>>>>

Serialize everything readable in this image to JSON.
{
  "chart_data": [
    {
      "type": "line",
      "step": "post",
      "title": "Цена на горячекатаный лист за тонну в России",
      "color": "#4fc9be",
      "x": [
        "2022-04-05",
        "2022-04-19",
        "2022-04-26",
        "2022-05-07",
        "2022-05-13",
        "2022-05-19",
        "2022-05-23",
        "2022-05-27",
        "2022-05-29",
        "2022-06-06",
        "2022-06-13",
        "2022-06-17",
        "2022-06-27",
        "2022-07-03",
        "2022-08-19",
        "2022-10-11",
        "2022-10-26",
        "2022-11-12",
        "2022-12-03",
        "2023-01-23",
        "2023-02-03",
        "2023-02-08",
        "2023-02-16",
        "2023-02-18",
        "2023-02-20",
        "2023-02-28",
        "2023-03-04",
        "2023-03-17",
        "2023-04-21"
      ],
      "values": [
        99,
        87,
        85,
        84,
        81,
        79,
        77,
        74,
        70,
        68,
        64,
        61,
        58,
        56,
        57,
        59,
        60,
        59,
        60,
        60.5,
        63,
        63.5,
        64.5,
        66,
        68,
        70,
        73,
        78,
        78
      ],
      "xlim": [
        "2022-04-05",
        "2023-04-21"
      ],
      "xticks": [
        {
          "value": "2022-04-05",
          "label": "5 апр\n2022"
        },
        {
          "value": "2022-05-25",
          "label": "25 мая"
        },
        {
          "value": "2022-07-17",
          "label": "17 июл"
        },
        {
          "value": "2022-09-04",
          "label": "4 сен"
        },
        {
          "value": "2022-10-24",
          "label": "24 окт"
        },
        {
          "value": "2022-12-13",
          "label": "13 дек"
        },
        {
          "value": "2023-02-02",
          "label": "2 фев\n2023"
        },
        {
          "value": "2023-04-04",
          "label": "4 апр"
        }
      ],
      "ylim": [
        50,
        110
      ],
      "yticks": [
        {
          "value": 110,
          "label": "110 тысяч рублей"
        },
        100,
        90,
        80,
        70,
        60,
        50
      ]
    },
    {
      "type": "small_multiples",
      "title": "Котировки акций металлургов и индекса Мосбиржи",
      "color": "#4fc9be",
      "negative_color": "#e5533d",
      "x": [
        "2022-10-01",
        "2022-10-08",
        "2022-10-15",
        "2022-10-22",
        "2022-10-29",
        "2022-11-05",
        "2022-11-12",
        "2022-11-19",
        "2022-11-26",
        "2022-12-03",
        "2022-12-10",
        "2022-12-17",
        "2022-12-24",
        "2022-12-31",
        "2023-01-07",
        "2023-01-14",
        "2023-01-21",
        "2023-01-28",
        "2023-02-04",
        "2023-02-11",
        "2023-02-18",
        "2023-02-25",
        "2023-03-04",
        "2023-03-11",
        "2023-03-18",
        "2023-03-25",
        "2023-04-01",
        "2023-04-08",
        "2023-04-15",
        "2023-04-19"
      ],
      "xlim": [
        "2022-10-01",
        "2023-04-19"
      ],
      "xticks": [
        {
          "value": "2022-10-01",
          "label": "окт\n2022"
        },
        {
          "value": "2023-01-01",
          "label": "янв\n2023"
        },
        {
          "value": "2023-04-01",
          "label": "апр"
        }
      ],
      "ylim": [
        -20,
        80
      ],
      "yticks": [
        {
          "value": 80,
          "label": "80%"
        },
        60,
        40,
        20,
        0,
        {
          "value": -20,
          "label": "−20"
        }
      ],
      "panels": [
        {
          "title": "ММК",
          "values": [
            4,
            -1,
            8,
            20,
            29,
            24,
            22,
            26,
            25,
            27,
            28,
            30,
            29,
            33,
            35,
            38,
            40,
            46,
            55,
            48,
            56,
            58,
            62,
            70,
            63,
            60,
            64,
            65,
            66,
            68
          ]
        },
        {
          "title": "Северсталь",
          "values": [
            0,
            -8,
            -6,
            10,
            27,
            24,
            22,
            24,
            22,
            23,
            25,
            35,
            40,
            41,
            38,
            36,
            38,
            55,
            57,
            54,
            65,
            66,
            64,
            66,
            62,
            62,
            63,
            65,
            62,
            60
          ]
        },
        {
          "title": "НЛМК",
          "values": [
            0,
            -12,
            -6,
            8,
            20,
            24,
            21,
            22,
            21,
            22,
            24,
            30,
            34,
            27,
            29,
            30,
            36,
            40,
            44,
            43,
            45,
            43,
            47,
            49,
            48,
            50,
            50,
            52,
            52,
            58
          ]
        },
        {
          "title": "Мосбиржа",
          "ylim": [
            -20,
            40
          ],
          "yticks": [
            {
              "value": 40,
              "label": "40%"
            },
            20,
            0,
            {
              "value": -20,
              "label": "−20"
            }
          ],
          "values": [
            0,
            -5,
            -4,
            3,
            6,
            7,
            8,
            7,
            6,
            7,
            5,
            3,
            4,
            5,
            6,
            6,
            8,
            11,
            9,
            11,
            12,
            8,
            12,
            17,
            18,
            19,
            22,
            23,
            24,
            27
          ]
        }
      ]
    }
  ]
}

<<<<

- _Problem statement_:
From the entries above, copy each line holding "title".

- _Final answer_:
      "title": "Цена на горячекатаный лист за тонну в России",
      "title": "Котировки акций металлургов и индекса Мосбиржи",
          "title": "ММК",
          "title": "Северсталь",
          "title": "НЛМК",
          "title": "Мосбиржа",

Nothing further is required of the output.